Would you retype all of these records exactly?

▸ Given data:
● ● ●
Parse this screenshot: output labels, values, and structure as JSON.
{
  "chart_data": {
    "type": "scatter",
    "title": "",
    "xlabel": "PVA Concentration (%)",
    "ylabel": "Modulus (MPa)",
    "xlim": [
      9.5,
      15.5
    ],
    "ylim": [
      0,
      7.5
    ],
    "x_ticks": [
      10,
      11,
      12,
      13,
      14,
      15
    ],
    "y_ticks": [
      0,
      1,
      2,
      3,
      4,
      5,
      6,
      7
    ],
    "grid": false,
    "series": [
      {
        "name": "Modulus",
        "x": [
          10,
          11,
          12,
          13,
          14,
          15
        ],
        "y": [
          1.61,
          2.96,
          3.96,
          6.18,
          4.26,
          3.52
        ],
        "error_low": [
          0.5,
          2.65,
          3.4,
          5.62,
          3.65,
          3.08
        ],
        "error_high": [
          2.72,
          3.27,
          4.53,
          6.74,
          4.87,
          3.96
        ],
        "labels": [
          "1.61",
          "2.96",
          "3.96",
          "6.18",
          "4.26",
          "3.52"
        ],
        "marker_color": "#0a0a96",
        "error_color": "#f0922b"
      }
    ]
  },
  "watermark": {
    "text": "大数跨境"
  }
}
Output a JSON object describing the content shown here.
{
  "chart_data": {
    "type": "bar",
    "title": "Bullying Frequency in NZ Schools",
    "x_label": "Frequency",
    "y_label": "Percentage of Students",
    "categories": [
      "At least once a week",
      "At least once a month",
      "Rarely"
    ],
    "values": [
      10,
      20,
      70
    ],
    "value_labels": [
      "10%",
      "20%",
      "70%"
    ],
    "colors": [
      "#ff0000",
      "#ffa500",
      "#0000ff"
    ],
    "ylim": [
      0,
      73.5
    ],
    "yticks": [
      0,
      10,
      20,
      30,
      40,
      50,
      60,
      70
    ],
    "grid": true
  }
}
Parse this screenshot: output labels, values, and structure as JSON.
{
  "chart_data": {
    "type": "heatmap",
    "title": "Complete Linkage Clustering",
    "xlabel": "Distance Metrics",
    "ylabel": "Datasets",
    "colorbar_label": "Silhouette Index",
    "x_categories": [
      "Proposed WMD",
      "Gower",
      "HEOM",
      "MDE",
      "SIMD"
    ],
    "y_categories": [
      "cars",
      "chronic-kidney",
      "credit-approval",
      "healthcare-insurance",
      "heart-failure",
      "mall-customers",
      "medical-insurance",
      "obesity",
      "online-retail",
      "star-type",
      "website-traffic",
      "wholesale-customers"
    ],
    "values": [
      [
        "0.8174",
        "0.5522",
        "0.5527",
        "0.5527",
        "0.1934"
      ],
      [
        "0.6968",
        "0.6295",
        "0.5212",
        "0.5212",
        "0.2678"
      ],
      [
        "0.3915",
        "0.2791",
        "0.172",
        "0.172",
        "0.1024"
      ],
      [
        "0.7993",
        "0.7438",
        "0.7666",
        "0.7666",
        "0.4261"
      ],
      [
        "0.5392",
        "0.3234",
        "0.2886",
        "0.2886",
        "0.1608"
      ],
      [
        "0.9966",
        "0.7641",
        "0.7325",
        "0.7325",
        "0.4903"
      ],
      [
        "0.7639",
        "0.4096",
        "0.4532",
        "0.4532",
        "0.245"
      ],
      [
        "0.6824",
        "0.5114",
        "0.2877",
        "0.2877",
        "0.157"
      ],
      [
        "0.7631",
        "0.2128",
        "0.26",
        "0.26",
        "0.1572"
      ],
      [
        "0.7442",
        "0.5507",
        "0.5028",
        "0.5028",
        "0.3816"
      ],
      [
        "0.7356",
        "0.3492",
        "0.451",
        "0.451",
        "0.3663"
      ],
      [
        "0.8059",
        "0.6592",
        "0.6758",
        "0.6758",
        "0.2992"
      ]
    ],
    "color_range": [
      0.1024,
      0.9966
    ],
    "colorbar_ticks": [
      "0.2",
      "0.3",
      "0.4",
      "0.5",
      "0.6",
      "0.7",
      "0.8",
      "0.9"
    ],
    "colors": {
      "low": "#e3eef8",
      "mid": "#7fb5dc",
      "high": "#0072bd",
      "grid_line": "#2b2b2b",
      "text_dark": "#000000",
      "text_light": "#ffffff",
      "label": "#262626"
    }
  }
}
● ● ●
▸ Final result:
Parse this screenshot: output labels, values, and structure as JSON.
{
  "chart_data": {
    "type": "scatter",
    "title": "",
    "xlabel": "PVA Concentration (%)",
    "ylabel": "Modulus (MPa)",
    "xlim": [
      9.5,
      15.5
    ],
    "ylim": [
      0,
      7.5
    ],
    "x_ticks": [
      10,
      11,
      12,
      13,
      14,
      15
    ],
    "y_ticks": [
      0,
      1,
      2,
      3,
      4,
      5,
      6,
      7
    ],
    "grid": false,
    "series": [
      {
        "name": "Modulus",
        "x": [
          10,
          11,
          12,
          13,
          14,
          15
        ],
        "y": [
          1.61,
          2.96,
          3.96,
          6.18,
          4.26,
          3.52
        ],
        "error_low": [
          0.5,
          2.65,
          3.4,
          5.62,
          3.65,
          3.08
        ],
        "error_high": [
          2.72,
          3.27,
          4.53,
          6.74,
          4.87,
          3.96
        ],
        "labels": [
          "1.61",
          "2.96",
          "3.96",
          "6.18",
          "4.26",
          "3.52"
        ],
        "marker_color": "#0a0a96",
        "error_color": "#f0922b"
      }
    ]
  },
  "watermark": {
    "text": "大数跨境"
  }
}
Output a JSON object describing the content shown here.
{
  "chart_data": {
    "type": "bar",
    "title": "Bullying Frequency in NZ Schools",
    "x_label": "Frequency",
    "y_label": "Percentage of Students",
    "categories": [
      "At least once a week",
      "At least once a month",
      "Rarely"
    ],
    "values": [
      10,
      20,
      70
    ],
    "value_labels": [
      "10%",
      "20%",
      "70%"
    ],
    "colors": [
      "#ff0000",
      "#ffa500",
      "#0000ff"
    ],
    "ylim": [
      0,
      73.5
    ],
    "yticks": [
      0,
      10,
      20,
      30,
      40,
      50,
      60,
      70
    ],
    "grid": true
  }
}
Parse this screenshot: output labels, values, and structure as JSON.
{
  "chart_data": {
    "type": "heatmap",
    "title": "Complete Linkage Clustering",
    "xlabel": "Distance Metrics",
    "ylabel": "Datasets",
    "colorbar_label": "Silhouette Index",
    "x_categories": [
      "Proposed WMD",
      "Gower",
      "HEOM",
      "MDE",
      "SIMD"
    ],
    "y_categories": [
      "cars",
      "chronic-kidney",
      "credit-approval",
      "healthcare-insurance",
      "heart-failure",
      "mall-customers",
      "medical-insurance",
      "obesity",
      "online-retail",
      "star-type",
      "website-traffic",
      "wholesale-customers"
    ],
    "values": [
      [
        "0.8174",
        "0.5522",
        "0.5527",
        "0.5527",
        "0.1934"
      ],
      [
        "0.6968",
        "0.6295",
        "0.5212",
        "0.5212",
        "0.2678"
      ],
      [
        "0.3915",
        "0.2791",
        "0.172",
        "0.172",
        "0.1024"
      ],
      [
        "0.7993",
        "0.7438",
        "0.7666",
        "0.7666",
        "0.4261"
      ],
      [
        "0.5392",
        "0.3234",
        "0.2886",
        "0.2886",
        "0.1608"
      ],
      [
        "0.9966",
        "0.7641",
        "0.7325",
        "0.7325",
        "0.4903"
      ],
      [
        "0.7639",
        "0.4096",
        "0.4532",
        "0.4532",
        "0.245"
      ],
      [
        "0.6824",
        "0.5114",
        "0.2877",
        "0.2877",
        "0.157"
      ],
      [
        "0.7631",
        "0.2128",
        "0.26",
        "0.26",
        "0.1572"
      ],
      [
        "0.7442",
        "0.5507",
        "0.5028",
        "0.5028",
        "0.3816"
      ],
      [
        "0.7356",
        "0.3492",
        "0.451",
        "0.451",
        "0.3663"
      ],
      [
        "0.8059",
        "0.6592",
        "0.6758",
        "0.6758",
        "0.2992"
      ]
    ],
    "color_range": [
      0.1024,
      0.9966
    ],
    "colorbar_ticks": [
      "0.2",
      "0.3",
      "0.4",
      "0.5",
      "0.6",
      "0.7",
      "0.8",
      "0.9"
    ],
    "colors": {
      "low": "#e3eef8",
      "mid": "#7fb5dc",
      "high": "#0072bd",
      "grid_line": "#2b2b2b",
      "text_dark": "#000000",
      "text_light": "#ffffff",
      "label": "#262626"
    }
  }
}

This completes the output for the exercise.